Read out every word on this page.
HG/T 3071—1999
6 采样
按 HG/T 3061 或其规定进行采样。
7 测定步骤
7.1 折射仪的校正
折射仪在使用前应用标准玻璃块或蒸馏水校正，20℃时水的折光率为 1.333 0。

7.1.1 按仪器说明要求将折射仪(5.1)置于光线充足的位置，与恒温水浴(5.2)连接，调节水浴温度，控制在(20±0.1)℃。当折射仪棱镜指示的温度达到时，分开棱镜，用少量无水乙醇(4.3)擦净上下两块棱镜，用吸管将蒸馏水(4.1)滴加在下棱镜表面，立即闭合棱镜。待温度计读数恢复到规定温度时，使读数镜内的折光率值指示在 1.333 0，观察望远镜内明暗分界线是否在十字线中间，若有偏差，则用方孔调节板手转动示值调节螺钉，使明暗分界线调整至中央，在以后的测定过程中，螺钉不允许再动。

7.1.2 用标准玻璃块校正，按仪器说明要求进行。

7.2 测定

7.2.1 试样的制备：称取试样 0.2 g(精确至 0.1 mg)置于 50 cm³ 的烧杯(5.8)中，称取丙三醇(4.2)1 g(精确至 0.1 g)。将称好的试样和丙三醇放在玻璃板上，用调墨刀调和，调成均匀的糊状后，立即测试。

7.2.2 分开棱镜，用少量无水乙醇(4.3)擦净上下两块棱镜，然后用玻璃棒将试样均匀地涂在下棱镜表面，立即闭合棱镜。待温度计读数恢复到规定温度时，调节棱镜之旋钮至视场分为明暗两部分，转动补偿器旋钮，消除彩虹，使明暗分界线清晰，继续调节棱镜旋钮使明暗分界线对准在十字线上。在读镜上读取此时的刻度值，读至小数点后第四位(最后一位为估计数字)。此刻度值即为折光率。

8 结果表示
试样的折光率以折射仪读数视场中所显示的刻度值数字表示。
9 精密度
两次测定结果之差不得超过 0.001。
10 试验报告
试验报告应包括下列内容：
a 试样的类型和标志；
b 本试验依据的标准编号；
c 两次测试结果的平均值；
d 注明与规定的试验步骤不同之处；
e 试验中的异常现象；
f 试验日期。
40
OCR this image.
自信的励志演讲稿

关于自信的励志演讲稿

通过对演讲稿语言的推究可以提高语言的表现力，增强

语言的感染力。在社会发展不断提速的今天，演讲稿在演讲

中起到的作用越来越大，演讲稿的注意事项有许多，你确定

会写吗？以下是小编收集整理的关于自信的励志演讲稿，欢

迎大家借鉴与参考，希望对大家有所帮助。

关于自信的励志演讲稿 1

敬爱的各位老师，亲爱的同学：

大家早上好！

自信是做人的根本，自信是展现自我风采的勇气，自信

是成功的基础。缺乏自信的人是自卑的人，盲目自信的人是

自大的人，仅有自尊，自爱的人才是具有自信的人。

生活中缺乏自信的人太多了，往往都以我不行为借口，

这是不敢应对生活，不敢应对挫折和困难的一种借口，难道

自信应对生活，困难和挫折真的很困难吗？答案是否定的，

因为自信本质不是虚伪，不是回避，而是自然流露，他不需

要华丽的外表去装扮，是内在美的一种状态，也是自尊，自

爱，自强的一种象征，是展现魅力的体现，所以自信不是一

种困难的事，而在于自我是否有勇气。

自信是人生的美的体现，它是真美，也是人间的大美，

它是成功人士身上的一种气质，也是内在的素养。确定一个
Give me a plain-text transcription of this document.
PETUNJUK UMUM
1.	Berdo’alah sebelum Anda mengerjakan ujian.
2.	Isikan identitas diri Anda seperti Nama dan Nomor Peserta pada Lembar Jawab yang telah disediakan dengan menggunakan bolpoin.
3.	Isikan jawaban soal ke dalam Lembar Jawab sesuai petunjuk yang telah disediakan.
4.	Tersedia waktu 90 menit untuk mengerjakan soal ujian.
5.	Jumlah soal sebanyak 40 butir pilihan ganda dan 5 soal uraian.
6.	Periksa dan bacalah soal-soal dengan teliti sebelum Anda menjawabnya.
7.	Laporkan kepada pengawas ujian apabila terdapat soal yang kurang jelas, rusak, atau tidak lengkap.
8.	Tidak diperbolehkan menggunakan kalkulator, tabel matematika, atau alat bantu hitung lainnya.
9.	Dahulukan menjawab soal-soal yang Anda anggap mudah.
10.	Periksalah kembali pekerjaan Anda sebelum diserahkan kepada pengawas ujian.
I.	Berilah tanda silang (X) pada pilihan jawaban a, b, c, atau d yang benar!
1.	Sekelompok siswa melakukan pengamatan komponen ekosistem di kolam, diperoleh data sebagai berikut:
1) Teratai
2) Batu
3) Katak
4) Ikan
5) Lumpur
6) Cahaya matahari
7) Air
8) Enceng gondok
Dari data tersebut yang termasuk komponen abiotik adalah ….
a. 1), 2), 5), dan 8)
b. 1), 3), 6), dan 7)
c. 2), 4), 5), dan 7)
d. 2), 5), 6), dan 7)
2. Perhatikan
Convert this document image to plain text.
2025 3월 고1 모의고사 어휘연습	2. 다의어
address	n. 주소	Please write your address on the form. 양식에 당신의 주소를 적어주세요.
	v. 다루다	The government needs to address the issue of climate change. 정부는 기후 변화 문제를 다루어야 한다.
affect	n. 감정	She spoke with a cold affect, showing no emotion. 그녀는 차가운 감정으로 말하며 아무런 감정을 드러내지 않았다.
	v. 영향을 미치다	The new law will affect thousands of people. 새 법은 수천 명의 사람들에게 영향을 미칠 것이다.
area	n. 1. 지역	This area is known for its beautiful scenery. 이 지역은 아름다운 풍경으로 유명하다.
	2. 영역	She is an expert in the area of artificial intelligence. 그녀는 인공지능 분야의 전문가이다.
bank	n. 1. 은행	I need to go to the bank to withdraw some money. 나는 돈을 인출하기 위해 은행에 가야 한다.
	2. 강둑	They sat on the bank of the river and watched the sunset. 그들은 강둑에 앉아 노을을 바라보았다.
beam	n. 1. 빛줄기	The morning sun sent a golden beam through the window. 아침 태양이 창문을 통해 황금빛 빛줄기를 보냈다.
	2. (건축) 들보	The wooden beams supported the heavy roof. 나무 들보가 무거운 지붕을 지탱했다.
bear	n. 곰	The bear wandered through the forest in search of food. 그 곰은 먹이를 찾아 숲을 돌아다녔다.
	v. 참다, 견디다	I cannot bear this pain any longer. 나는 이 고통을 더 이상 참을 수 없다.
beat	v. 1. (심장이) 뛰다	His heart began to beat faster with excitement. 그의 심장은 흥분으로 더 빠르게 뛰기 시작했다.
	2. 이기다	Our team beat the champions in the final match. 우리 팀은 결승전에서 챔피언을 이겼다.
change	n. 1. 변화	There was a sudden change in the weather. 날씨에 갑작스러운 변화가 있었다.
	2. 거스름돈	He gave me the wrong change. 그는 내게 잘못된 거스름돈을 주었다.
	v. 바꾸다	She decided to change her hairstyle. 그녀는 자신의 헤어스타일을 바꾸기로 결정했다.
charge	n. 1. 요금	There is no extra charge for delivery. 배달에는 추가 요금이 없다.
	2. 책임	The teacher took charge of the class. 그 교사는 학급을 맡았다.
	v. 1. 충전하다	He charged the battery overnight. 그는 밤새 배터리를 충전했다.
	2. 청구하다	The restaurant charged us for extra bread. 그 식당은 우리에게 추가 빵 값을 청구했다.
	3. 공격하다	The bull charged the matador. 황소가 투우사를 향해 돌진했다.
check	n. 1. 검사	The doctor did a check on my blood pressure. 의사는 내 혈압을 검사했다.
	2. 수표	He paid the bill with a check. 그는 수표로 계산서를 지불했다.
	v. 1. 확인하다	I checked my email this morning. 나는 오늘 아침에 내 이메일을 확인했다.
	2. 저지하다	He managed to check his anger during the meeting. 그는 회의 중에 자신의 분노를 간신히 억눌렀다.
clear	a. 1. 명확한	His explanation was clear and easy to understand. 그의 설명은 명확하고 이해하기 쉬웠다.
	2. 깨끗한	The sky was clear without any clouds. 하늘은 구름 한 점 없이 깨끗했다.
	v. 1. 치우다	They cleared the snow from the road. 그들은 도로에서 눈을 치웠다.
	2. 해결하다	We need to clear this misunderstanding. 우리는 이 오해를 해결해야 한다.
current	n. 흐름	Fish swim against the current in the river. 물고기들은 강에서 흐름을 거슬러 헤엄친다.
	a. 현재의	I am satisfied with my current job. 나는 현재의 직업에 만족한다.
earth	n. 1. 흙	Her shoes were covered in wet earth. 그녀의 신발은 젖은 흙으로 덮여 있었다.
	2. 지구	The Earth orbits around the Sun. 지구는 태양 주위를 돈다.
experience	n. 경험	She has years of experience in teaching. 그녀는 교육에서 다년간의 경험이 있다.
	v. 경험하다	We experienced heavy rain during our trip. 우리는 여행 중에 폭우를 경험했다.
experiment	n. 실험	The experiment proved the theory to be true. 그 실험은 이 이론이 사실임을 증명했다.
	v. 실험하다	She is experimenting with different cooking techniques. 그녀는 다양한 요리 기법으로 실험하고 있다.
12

# # # #

**What is expected:** Of the lines in the entries above, how many include "komponen"? Only the number should be given.

**Response:** 2